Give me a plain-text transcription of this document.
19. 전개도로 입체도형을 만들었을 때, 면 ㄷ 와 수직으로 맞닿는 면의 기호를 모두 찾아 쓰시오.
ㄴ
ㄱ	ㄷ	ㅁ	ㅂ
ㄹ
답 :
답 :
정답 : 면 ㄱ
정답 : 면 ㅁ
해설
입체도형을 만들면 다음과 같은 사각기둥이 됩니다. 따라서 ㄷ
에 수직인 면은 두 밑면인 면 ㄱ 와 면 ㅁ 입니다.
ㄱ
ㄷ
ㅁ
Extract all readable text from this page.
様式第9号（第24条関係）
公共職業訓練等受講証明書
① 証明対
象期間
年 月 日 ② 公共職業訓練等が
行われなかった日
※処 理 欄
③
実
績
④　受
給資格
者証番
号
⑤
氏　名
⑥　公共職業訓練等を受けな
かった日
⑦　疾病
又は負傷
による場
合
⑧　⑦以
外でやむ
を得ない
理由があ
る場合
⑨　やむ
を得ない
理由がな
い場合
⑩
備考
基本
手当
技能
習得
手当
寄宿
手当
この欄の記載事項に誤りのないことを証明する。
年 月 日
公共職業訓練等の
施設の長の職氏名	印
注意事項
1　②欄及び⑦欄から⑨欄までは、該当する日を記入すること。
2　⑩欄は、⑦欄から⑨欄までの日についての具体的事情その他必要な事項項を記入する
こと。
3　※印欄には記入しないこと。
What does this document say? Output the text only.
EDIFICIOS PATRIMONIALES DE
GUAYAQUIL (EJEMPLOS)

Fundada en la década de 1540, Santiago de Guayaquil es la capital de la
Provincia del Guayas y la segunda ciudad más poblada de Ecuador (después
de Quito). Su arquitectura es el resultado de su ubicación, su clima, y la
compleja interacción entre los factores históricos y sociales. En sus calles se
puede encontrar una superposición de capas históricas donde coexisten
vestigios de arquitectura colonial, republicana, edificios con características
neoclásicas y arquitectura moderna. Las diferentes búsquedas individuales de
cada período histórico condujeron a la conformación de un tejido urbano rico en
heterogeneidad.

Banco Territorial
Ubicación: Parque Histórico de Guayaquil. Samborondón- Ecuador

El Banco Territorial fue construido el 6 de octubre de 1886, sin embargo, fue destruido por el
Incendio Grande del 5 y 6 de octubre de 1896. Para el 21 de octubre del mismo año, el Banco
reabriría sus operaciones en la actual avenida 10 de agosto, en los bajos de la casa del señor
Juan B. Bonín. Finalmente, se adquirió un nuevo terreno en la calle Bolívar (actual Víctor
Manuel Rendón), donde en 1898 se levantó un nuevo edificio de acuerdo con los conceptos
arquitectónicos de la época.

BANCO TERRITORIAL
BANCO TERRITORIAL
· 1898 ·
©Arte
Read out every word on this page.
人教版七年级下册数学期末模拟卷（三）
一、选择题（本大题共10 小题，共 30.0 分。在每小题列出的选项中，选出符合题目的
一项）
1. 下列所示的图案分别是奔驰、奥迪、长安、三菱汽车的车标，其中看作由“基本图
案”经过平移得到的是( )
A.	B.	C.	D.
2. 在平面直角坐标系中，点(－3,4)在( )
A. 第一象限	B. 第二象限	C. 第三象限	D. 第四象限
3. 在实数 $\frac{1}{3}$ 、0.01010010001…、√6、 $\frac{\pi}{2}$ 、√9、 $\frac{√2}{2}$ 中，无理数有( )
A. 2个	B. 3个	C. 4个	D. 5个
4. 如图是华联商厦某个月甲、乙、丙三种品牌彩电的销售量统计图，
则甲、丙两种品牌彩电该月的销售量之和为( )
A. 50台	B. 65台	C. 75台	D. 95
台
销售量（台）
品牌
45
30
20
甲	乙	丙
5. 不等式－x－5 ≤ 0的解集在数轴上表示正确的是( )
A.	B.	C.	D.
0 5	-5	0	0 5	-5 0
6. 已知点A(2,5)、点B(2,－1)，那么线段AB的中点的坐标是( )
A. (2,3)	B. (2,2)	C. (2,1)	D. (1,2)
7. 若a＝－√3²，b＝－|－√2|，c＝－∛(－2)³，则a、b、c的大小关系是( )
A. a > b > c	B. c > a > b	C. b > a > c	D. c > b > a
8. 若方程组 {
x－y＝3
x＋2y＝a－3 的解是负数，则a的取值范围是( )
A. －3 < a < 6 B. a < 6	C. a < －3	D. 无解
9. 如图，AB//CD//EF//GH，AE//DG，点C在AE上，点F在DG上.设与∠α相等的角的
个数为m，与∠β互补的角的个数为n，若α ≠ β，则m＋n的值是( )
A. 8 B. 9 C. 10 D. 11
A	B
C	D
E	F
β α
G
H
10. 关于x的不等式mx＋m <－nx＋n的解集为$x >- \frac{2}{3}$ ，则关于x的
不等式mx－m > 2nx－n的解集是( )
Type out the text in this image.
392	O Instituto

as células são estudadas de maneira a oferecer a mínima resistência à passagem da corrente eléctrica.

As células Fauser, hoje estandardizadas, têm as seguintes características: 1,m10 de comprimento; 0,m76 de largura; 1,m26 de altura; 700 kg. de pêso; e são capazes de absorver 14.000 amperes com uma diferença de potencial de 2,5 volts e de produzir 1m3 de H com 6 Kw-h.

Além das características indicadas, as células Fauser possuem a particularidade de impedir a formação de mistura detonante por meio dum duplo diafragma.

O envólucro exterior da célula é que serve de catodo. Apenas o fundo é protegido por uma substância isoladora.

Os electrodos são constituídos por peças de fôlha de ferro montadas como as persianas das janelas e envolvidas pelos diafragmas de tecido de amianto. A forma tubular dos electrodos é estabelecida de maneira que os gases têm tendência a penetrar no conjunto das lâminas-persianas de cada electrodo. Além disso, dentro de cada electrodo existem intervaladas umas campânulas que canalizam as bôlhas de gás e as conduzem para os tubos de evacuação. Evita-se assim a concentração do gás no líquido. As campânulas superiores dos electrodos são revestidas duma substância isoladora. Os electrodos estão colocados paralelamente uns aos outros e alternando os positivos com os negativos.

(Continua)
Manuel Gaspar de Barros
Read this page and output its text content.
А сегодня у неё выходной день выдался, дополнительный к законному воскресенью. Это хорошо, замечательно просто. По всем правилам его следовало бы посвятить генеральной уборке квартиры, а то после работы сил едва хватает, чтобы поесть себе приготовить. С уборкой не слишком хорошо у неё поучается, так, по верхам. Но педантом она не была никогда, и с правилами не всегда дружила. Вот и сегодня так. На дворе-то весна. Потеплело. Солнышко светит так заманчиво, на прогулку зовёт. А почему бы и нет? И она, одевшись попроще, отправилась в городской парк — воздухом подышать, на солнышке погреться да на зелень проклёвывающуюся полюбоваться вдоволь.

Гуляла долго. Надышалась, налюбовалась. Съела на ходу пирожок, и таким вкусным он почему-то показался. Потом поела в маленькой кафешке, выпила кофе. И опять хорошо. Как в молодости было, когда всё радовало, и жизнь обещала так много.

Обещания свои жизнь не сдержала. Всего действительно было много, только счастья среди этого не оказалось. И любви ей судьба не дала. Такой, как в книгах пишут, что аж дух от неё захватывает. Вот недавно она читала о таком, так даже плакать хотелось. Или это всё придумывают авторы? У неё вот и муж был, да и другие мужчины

○ ○ ○ ○ ○ ○ ○

- **Requirements**
Each line that has the word "arquitectura" should be copied.

- **Full output**
de Quito). Su arquitectura es el resultado de su ubicación, su clima, y la
vestigios de arquitectura colonial, republicana, edificios con características
neoclásicas y arquitectura moderna. Las diferentes búsquedas individuales de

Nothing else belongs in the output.